SHORT PROBLEM: Render every entry verbatim.

DATASET ROWS:
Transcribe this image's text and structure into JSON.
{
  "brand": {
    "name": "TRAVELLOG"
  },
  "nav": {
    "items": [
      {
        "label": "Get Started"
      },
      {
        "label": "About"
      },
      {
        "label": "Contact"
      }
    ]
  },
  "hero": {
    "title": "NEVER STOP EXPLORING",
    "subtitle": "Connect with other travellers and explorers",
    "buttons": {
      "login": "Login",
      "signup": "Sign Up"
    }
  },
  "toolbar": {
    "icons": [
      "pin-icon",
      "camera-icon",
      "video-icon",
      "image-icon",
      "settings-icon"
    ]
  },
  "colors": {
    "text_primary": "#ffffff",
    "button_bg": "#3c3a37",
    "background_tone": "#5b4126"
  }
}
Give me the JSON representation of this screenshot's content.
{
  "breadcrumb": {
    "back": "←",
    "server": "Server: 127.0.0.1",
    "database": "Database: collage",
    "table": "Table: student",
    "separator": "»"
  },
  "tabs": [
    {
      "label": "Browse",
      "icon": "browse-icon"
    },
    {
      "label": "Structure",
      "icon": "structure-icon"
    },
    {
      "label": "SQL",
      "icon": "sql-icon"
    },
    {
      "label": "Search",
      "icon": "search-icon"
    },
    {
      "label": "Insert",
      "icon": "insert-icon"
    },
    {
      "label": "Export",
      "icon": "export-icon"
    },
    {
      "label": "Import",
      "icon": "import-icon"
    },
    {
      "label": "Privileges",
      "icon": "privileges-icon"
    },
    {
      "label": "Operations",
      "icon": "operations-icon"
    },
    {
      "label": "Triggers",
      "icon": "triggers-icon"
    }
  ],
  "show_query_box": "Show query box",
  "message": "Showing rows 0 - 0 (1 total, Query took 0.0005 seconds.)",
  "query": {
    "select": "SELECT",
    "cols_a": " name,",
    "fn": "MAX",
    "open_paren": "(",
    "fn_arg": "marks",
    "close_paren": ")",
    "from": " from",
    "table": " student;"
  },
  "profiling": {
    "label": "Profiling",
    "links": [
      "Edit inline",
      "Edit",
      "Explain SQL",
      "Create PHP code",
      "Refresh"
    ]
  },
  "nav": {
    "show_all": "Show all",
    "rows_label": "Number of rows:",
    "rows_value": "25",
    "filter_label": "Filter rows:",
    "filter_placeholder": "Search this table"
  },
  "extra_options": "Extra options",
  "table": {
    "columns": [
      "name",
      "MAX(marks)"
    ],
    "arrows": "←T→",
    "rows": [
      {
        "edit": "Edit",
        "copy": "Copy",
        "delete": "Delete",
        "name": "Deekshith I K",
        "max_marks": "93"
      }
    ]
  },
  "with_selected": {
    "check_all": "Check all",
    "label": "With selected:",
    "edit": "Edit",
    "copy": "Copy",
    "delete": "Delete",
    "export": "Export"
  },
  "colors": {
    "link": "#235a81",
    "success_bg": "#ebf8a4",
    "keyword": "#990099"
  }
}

EXERCISE RESULT:
Transcribe this image's text and structure into JSON.
{
  "brand": {
    "name": "TRAVELLOG"
  },
  "nav": {
    "items": [
      {
        "label": "Get Started"
      },
      {
        "label": "About"
      },
      {
        "label": "Contact"
      }
    ]
  },
  "hero": {
    "title": "NEVER STOP EXPLORING",
    "subtitle": "Connect with other travellers and explorers",
    "buttons": {
      "login": "Login",
      "signup": "Sign Up"
    }
  },
  "toolbar": {
    "icons": [
      "pin-icon",
      "camera-icon",
      "video-icon",
      "image-icon",
      "settings-icon"
    ]
  },
  "colors": {
    "text_primary": "#ffffff",
    "button_bg": "#3c3a37",
    "background_tone": "#5b4126"
  }
}
Give me the JSON representation of this screenshot's content.
{
  "breadcrumb": {
    "back": "←",
    "server": "Server: 127.0.0.1",
    "database": "Database: collage",
    "table": "Table: student",
    "separator": "»"
  },
  "tabs": [
    {
      "label": "Browse",
      "icon": "browse-icon"
    },
    {
      "label": "Structure",
      "icon": "structure-icon"
    },
    {
      "label": "SQL",
      "icon": "sql-icon"
    },
    {
      "label": "Search",
      "icon": "search-icon"
    },
    {
      "label": "Insert",
      "icon": "insert-icon"
    },
    {
      "label": "Export",
      "icon": "export-icon"
    },
    {
      "label": "Import",
      "icon": "import-icon"
    },
    {
      "label": "Privileges",
      "icon": "privileges-icon"
    },
    {
      "label": "Operations",
      "icon": "operations-icon"
    },
    {
      "label": "Triggers",
      "icon": "triggers-icon"
    }
  ],
  "show_query_box": "Show query box",
  "message": "Showing rows 0 - 0 (1 total, Query took 0.0005 seconds.)",
  "query": {
    "select": "SELECT",
    "cols_a": " name,",
    "fn": "MAX",
    "open_paren": "(",
    "fn_arg": "marks",
    "close_paren": ")",
    "from": " from",
    "table": " student;"
  },
  "profiling": {
    "label": "Profiling",
    "links": [
      "Edit inline",
      "Edit",
      "Explain SQL",
      "Create PHP code",
      "Refresh"
    ]
  },
  "nav": {
    "show_all": "Show all",
    "rows_label": "Number of rows:",
    "rows_value": "25",
    "filter_label": "Filter rows:",
    "filter_placeholder": "Search this table"
  },
  "extra_options": "Extra options",
  "table": {
    "columns": [
      "name",
      "MAX(marks)"
    ],
    "arrows": "←T→",
    "rows": [
      {
        "edit": "Edit",
        "copy": "Copy",
        "delete": "Delete",
        "name": "Deekshith I K",
        "max_marks": "93"
      }
    ]
  },
  "with_selected": {
    "check_all": "Check all",
    "label": "With selected:",
    "edit": "Edit",
    "copy": "Copy",
    "delete": "Delete",
    "export": "Export"
  },
  "colors": {
    "link": "#235a81",
    "success_bg": "#ebf8a4",
    "keyword": "#990099"
  }
}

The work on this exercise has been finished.